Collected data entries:

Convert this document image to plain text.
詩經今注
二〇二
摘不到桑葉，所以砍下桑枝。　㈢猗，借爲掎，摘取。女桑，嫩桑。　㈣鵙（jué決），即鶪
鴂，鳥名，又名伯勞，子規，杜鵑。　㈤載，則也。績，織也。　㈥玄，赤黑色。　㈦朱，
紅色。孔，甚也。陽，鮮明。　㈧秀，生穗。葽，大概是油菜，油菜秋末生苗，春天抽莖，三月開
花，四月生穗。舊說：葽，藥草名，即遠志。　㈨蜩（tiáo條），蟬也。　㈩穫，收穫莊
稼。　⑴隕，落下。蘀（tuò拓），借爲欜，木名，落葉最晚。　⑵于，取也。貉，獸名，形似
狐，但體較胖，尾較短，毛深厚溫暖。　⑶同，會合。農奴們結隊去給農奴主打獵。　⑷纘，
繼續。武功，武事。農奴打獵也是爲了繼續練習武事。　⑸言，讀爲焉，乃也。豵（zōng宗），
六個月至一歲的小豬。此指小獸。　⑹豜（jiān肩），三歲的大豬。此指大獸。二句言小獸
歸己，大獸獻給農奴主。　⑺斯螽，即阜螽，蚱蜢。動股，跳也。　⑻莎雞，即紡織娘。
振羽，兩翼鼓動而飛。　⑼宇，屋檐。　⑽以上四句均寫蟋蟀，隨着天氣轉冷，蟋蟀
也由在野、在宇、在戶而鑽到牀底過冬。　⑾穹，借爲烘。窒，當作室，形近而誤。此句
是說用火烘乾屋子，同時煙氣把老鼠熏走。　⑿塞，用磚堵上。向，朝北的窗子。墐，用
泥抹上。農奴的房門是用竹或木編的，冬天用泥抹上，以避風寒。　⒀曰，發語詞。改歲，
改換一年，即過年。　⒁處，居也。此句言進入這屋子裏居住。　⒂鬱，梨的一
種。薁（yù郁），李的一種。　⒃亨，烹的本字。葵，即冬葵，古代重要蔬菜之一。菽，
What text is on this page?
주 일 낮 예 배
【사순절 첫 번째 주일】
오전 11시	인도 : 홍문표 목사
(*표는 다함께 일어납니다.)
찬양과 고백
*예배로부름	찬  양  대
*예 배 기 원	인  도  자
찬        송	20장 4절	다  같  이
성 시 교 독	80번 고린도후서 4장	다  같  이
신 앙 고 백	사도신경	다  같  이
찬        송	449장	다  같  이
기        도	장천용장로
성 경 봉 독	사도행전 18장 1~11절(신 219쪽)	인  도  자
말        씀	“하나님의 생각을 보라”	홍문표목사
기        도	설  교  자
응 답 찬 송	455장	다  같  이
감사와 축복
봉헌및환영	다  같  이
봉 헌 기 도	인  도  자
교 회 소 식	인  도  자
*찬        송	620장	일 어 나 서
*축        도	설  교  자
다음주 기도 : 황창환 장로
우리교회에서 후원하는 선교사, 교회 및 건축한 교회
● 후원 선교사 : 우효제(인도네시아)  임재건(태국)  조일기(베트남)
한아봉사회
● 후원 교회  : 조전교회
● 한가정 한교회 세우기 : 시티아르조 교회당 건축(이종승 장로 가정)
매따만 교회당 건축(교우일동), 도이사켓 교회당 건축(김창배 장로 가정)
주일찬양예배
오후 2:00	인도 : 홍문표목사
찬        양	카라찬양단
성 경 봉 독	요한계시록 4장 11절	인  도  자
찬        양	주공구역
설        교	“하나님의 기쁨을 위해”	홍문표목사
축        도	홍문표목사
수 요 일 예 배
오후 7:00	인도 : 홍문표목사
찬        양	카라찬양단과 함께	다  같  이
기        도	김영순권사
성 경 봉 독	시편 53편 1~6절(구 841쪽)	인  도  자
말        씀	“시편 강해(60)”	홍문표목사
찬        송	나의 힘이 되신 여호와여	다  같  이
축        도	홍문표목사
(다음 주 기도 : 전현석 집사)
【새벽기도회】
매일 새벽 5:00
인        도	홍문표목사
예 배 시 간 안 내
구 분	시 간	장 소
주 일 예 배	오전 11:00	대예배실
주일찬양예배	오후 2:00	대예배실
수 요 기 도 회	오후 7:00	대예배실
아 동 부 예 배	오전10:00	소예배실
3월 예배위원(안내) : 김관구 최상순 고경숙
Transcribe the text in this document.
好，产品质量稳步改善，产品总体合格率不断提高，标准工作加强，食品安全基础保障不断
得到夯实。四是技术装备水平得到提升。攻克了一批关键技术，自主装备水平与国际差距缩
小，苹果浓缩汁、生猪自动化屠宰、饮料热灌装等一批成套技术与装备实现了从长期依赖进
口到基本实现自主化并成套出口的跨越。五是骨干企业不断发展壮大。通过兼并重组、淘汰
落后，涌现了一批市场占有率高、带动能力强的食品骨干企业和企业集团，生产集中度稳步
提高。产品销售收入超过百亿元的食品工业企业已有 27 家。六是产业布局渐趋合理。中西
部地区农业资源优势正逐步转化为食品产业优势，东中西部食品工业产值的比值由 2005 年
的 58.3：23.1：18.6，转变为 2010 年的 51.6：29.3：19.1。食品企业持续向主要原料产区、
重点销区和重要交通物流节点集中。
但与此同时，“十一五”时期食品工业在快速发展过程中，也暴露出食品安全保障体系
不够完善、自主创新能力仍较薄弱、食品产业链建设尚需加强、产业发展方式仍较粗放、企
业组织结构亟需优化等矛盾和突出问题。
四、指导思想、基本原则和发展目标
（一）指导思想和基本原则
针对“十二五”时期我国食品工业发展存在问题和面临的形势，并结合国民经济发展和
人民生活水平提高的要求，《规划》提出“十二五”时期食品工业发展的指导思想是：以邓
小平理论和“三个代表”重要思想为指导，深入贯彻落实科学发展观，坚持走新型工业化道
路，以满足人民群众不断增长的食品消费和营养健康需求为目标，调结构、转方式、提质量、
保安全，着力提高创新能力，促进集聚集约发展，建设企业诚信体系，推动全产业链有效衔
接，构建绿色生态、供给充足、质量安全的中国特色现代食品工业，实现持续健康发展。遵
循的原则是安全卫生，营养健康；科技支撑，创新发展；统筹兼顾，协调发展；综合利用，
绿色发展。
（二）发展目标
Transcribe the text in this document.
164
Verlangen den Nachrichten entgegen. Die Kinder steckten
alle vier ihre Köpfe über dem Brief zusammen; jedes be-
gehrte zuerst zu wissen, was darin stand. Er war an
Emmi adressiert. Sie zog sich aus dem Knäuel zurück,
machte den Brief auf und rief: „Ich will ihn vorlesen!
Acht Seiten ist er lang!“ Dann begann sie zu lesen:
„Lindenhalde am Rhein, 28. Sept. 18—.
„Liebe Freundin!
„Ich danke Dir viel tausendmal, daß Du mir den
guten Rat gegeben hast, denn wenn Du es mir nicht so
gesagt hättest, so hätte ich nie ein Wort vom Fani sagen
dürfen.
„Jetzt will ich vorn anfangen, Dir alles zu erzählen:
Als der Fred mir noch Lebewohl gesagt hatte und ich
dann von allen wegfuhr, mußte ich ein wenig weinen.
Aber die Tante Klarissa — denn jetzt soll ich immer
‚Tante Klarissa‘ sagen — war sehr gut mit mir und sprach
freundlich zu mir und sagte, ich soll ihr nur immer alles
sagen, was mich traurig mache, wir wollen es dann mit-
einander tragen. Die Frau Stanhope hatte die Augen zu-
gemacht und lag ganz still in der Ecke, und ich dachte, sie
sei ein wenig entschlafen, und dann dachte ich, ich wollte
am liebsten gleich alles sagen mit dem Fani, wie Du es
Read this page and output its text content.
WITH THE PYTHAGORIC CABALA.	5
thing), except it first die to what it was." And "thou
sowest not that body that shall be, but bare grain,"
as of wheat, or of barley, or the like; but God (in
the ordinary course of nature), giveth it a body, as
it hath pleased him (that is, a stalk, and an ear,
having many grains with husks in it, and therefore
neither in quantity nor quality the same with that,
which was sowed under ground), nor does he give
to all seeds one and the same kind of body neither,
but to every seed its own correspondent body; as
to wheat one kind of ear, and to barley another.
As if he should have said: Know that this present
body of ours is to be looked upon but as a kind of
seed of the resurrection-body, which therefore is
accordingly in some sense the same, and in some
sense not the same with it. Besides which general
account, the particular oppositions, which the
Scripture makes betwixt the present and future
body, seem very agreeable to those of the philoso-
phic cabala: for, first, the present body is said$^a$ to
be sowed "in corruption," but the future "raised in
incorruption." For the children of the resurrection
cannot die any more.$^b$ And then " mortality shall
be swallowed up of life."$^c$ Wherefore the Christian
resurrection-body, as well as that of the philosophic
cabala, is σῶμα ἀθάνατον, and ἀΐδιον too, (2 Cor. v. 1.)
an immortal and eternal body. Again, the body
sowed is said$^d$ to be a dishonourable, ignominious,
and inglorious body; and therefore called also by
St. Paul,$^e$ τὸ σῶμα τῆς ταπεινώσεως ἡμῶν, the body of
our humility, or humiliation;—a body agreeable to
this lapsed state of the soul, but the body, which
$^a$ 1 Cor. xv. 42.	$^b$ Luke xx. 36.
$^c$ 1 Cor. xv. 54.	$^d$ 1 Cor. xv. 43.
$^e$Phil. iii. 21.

**What the task requires:** Look above for lines with the word "soll" and copy them all.

**Output for this task:**
Aber die Tante Klarissa — denn jetzt soll ich immer
freundlich zu mir und sagte, ich soll ihr nur immer alles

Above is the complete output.